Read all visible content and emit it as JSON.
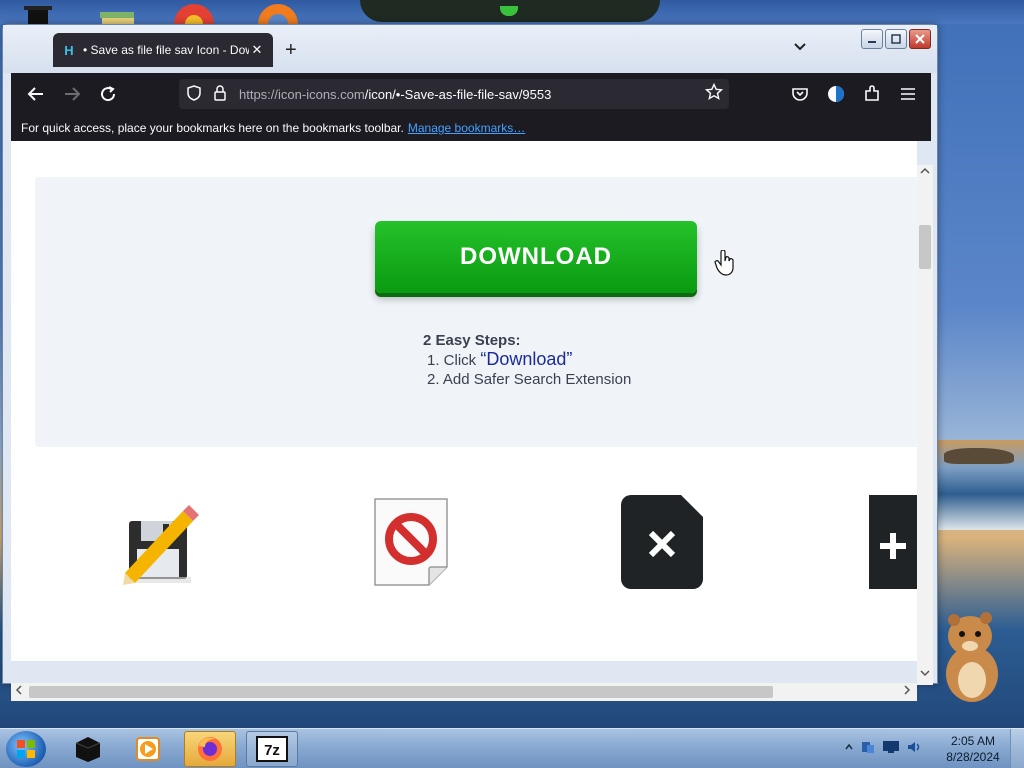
{
  "browser": {
    "tab_title": "• Save as file file sav Icon - Dow",
    "tab_close": "✕",
    "new_tab": "+",
    "tab_list": "⌄",
    "url_host": "https://icon-icons.com",
    "url_path": "/icon/•-Save-as-file-file-sav/9553",
    "bookmarks_message": "For quick access, place your bookmarks here on the bookmarks toolbar.",
    "manage_bookmarks": "Manage bookmarks…"
  },
  "page": {
    "download_button": "DOWNLOAD",
    "steps_heading": "2 Easy Steps:",
    "step1_prefix": "1. Click ",
    "step1_word": "“Download”",
    "step2": "2. Add Safer Search Extension",
    "icons": [
      "floppy-pencil-icon",
      "no-entry-file-icon",
      "close-file-icon",
      "plus-file-icon"
    ]
  },
  "taskbar": {
    "time": "2:05 AM",
    "date": "8/28/2024"
  },
  "colors": {
    "download_green": "#10a617",
    "browser_dark": "#1c1b22",
    "link_blue": "#45a1ff"
  }
}
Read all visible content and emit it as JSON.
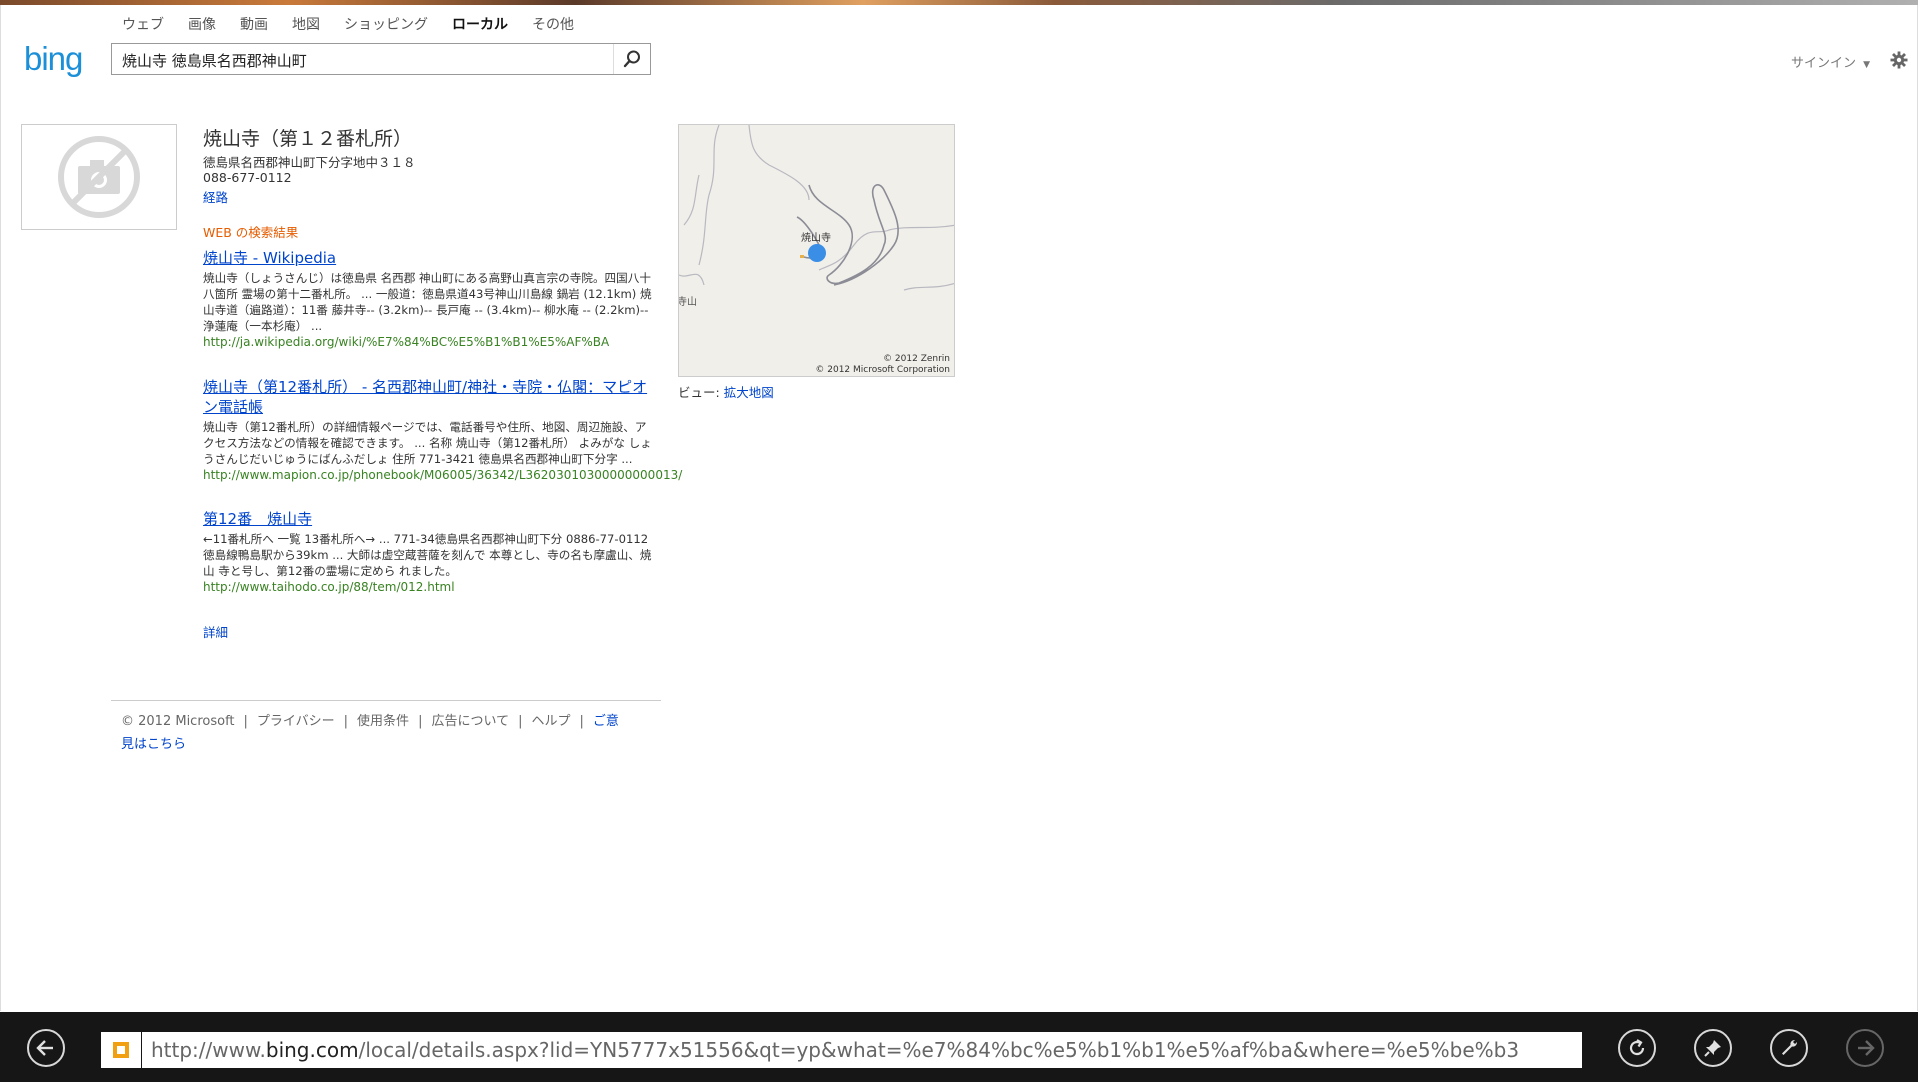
{
  "nav": {
    "tabs": [
      "ウェブ",
      "画像",
      "動画",
      "地図",
      "ショッピング",
      "ローカル",
      "その他"
    ],
    "active": "ローカル"
  },
  "brand": {
    "logo_text": "bing",
    "color": "#1b8fd8"
  },
  "search": {
    "value": "焼山寺 徳島県名西郡神山町"
  },
  "header": {
    "signin_label": "サインイン"
  },
  "listing": {
    "title": "焼山寺（第１２番札所）",
    "address": "徳島県名西郡神山町下分字地中３１８",
    "phone": "088-677-0112",
    "directions_label": "経路"
  },
  "web": {
    "heading": "WEB の検索結果",
    "results": [
      {
        "title": "焼山寺 - Wikipedia",
        "snippet": "焼山寺（しょうさんじ）は徳島県 名西郡 神山町にある高野山真言宗の寺院。四国八十八箇所 霊場の第十二番札所。 ... 一般道：徳島県道43号神山川島線 鍋岩 (12.1km) 焼山寺道（遍路道）：11番 藤井寺-- (3.2km)-- 長戸庵 -- (3.4km)-- 柳水庵 -- (2.2km)-- 浄蓮庵（一本杉庵） ...",
        "url": "http://ja.wikipedia.org/wiki/%E7%84%BC%E5%B1%B1%E5%AF%BA"
      },
      {
        "title": "焼山寺（第12番札所） - 名西郡神山町/神社・寺院・仏閣：マピオン電話帳",
        "snippet": "焼山寺（第12番札所）の詳細情報ページでは、電話番号や住所、地図、周辺施設、アクセス方法などの情報を確認できます。 ... 名称 焼山寺（第12番札所） よみがな しょうさんじだいじゅうにばんふだしょ 住所 771-3421 徳島県名西郡神山町下分字 ...",
        "url": "http://www.mapion.co.jp/phonebook/M06005/36342/L36203010300000000013/"
      },
      {
        "title": "第12番　焼山寺",
        "snippet": "←11番札所へ 一覧 13番札所へ→ ... 771-34徳島県名西郡神山町下分 0886-77-0112 徳島線鴨島駅から39km ... 大師は虚空蔵菩薩を刻んで 本尊とし、寺の名も摩盧山、焼山 寺と号し、第12番の霊場に定めら れました。",
        "url": "http://www.taihodo.co.jp/88/tem/012.html"
      }
    ],
    "more_label": "詳細"
  },
  "map": {
    "pin_label": "焼山寺",
    "edge_label": "寺山",
    "credit_zenrin": "© 2012 Zenrin",
    "credit_microsoft": "© 2012 Microsoft Corporation",
    "view_label": "ビュー:",
    "expand_label": "拡大地図",
    "pin_color": "#3a8ee6"
  },
  "footer": {
    "copyright": "© 2012 Microsoft",
    "links": [
      "プライバシー",
      "使用条件",
      "広告について",
      "ヘルプ"
    ],
    "feedback_label_1": "ご意",
    "feedback_label_2": "見はこちら"
  },
  "appbar": {
    "url_prefix": "http://www.",
    "url_domain": "bing.com",
    "url_rest": "/local/details.aspx?lid=YN5777x51556&qt=yp&what=%e7%84%bc%e5%b1%b1%e5%af%ba&where=%e5%be%b3",
    "buttons": [
      "back-icon",
      "refresh-icon",
      "pin-icon",
      "tools-icon",
      "forward-icon"
    ]
  }
}
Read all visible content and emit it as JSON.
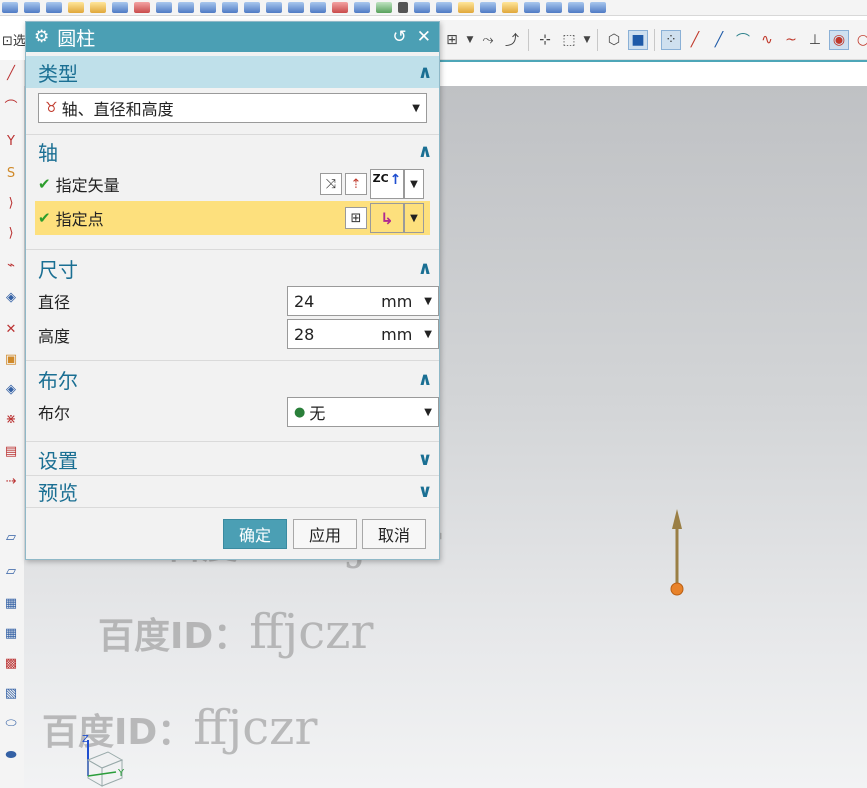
{
  "app": {
    "left_label": "⊡选",
    "watermark_cn": "百度ID：",
    "watermark_id": "ffjczr",
    "triad_z": "Z",
    "triad_y": "Y"
  },
  "dialog": {
    "title": "圆柱",
    "type_section": {
      "label": "类型",
      "selected": "轴、直径和高度"
    },
    "axis_section": {
      "label": "轴",
      "specify_vector": "指定矢量",
      "specify_point": "指定点",
      "vector_tag": "ZC"
    },
    "dimension_section": {
      "label": "尺寸",
      "diameter_label": "直径",
      "diameter_value": "24",
      "height_label": "高度",
      "height_value": "28",
      "unit": "mm"
    },
    "boolean_section": {
      "label": "布尔",
      "boolean_label": "布尔",
      "boolean_value": "无"
    },
    "settings_section": {
      "label": "设置"
    },
    "preview_section": {
      "label": "预览"
    },
    "buttons": {
      "ok": "确定",
      "apply": "应用",
      "cancel": "取消"
    }
  },
  "colors": {
    "title_bar": "#4b9fb4",
    "section_text": "#1a6f93",
    "highlight_row": "#fde07d",
    "check": "#2c9d2c"
  }
}
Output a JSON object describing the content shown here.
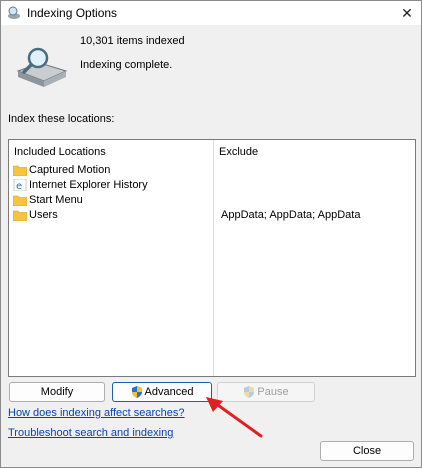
{
  "window": {
    "title": "Indexing Options",
    "close_glyph": "✕"
  },
  "status": {
    "items_indexed": "10,301 items indexed",
    "state": "Indexing complete."
  },
  "locations": {
    "label": "Index these locations:",
    "headers": {
      "included": "Included Locations",
      "exclude": "Exclude"
    },
    "rows": [
      {
        "name": "Captured Motion",
        "icon": "folder-icon",
        "exclude": ""
      },
      {
        "name": "Internet Explorer History",
        "icon": "internet-explorer-icon",
        "exclude": ""
      },
      {
        "name": "Start Menu",
        "icon": "folder-icon",
        "exclude": ""
      },
      {
        "name": "Users",
        "icon": "folder-icon",
        "exclude": "AppData; AppData; AppData"
      }
    ]
  },
  "buttons": {
    "modify": "Modify",
    "advanced": "Advanced",
    "pause": "Pause",
    "close": "Close"
  },
  "links": {
    "affect": "How does indexing affect searches?",
    "troubleshoot": "Troubleshoot search and indexing"
  },
  "colors": {
    "accent": "#1a5fb4",
    "link": "#0645ad",
    "arrow": "#e02020",
    "folder": "#f5c542"
  }
}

-.-.-

**TASK PROMPT:** What comes back should match the records exactly, minus any pictures.

**OUTPUT:**
Read all visible content and emit it as JSON.
{
  "browser": {
    "tab_title": "• Save as file file sav Icon - Dow",
    "tab_close": "✕",
    "new_tab": "+",
    "tab_list": "⌄",
    "url_host": "https://icon-icons.com",
    "url_path": "/icon/•-Save-as-file-file-sav/9553",
    "bookmarks_message": "For quick access, place your bookmarks here on the bookmarks toolbar.",
    "manage_bookmarks": "Manage bookmarks…"
  },
  "page": {
    "download_button": "DOWNLOAD",
    "steps_heading": "2 Easy Steps:",
    "step1_prefix": "1. Click ",
    "step1_word": "“Download”",
    "step2": "2. Add Safer Search Extension",
    "icons": [
      "floppy-pencil-icon",
      "no-entry-file-icon",
      "close-file-icon",
      "plus-file-icon"
    ]
  },
  "taskbar": {
    "time": "2:05 AM",
    "date": "8/28/2024"
  },
  "colors": {
    "download_green": "#10a617",
    "browser_dark": "#1c1b22",
    "link_blue": "#45a1ff"
  }
}
Read all visible content and emit it as JSON.
{
  "nav": {
    "tabs": [
      "ウェブ",
      "画像",
      "動画",
      "地図",
      "ショッピング",
      "ローカル",
      "その他"
    ],
    "active": "ローカル"
  },
  "brand": {
    "logo_text": "bing",
    "color": "#1b8fd8"
  },
  "search": {
    "value": "焼山寺 徳島県名西郡神山町"
  },
  "header": {
    "signin_label": "サインイン"
  },
  "listing": {
    "title": "焼山寺（第１２番札所）",
    "address": "徳島県名西郡神山町下分字地中３１８",
    "phone": "088-677-0112",
    "directions_label": "経路"
  },
  "web": {
    "heading": "WEB の検索結果",
    "results": [
      {
        "title": "焼山寺 - Wikipedia",
        "snippet": "焼山寺（しょうさんじ）は徳島県 名西郡 神山町にある高野山真言宗の寺院。四国八十八箇所 霊場の第十二番札所。 ... 一般道：徳島県道43号神山川島線 鍋岩 (12.1km) 焼山寺道（遍路道）：11番 藤井寺-- (3.2km)-- 長戸庵 -- (3.4km)-- 柳水庵 -- (2.2km)-- 浄蓮庵（一本杉庵） ...",
        "url": "http://ja.wikipedia.org/wiki/%E7%84%BC%E5%B1%B1%E5%AF%BA"
      },
      {
        "title": "焼山寺（第12番札所） - 名西郡神山町/神社・寺院・仏閣：マピオン電話帳",
        "snippet": "焼山寺（第12番札所）の詳細情報ページでは、電話番号や住所、地図、周辺施設、アクセス方法などの情報を確認できます。 ... 名称 焼山寺（第12番札所） よみがな しょうさんじだいじゅうにばんふだしょ 住所 771-3421 徳島県名西郡神山町下分字 ...",
        "url": "http://www.mapion.co.jp/phonebook/M06005/36342/L36203010300000000013/"
      },
      {
        "title": "第12番　焼山寺",
        "snippet": "←11番札所へ 一覧 13番札所へ→ ... 771-34徳島県名西郡神山町下分 0886-77-0112 徳島線鴨島駅から39km ... 大師は虚空蔵菩薩を刻んで 本尊とし、寺の名も摩盧山、焼山 寺と号し、第12番の霊場に定めら れました。",
        "url": "http://www.taihodo.co.jp/88/tem/012.html"
      }
    ],
    "more_label": "詳細"
  },
  "map": {
    "pin_label": "焼山寺",
    "edge_label": "寺山",
    "credit_zenrin": "© 2012 Zenrin",
    "credit_microsoft": "© 2012 Microsoft Corporation",
    "view_label": "ビュー:",
    "expand_label": "拡大地図",
    "pin_color": "#3a8ee6"
  },
  "footer": {
    "copyright": "© 2012 Microsoft",
    "links": [
      "プライバシー",
      "使用条件",
      "広告について",
      "ヘルプ"
    ],
    "feedback_label_1": "ご意",
    "feedback_label_2": "見はこちら"
  },
  "appbar": {
    "url_prefix": "http://www.",
    "url_domain": "bing.com",
    "url_rest": "/local/details.aspx?lid=YN5777x51556&qt=yp&what=%e7%84%bc%e5%b1%b1%e5%af%ba&where=%e5%be%b3",
    "buttons": [
      "back-icon",
      "refresh-icon",
      "pin-icon",
      "tools-icon",
      "forward-icon"
    ]
  }
}
Read all visible content and emit it as JSON.
{
  "app": {
    "left_label": "⊡选",
    "watermark_cn": "百度ID：",
    "watermark_id": "ffjczr",
    "triad_z": "Z",
    "triad_y": "Y"
  },
  "dialog": {
    "title": "圆柱",
    "type_section": {
      "label": "类型",
      "selected": "轴、直径和高度"
    },
    "axis_section": {
      "label": "轴",
      "specify_vector": "指定矢量",
      "specify_point": "指定点",
      "vector_tag": "ZC"
    },
    "dimension_section": {
      "label": "尺寸",
      "diameter_label": "直径",
      "diameter_value": "24",
      "height_label": "高度",
      "height_value": "28",
      "unit": "mm"
    },
    "boolean_section": {
      "label": "布尔",
      "boolean_label": "布尔",
      "boolean_value": "无"
    },
    "settings_section": {
      "label": "设置"
    },
    "preview_section": {
      "label": "预览"
    },
    "buttons": {
      "ok": "确定",
      "apply": "应用",
      "cancel": "取消"
    }
  },
  "colors": {
    "title_bar": "#4b9fb4",
    "section_text": "#1a6f93",
    "highlight_row": "#fde07d",
    "check": "#2c9d2c"
  }
}
Output a JSON object describing the content shown here.
{
  "window": {
    "title": "Indexing Options",
    "close_glyph": "✕"
  },
  "status": {
    "items_indexed": "10,301 items indexed",
    "state": "Indexing complete."
  },
  "locations": {
    "label": "Index these locations:",
    "headers": {
      "included": "Included Locations",
      "exclude": "Exclude"
    },
    "rows": [
      {
        "name": "Captured Motion",
        "icon": "folder-icon",
        "exclude": ""
      },
      {
        "name": "Internet Explorer History",
        "icon": "internet-explorer-icon",
        "exclude": ""
      },
      {
        "name": "Start Menu",
        "icon": "folder-icon",
        "exclude": ""
      },
      {
        "name": "Users",
        "icon": "folder-icon",
        "exclude": "AppData; AppData; AppData"
      }
    ]
  },
  "buttons": {
    "modify": "Modify",
    "advanced": "Advanced",
    "pause": "Pause",
    "close": "Close"
  },
  "links": {
    "affect": "How does indexing affect searches?",
    "troubleshoot": "Troubleshoot search and indexing"
  },
  "colors": {
    "accent": "#1a5fb4",
    "link": "#0645ad",
    "arrow": "#e02020",
    "folder": "#f5c542"
  }
}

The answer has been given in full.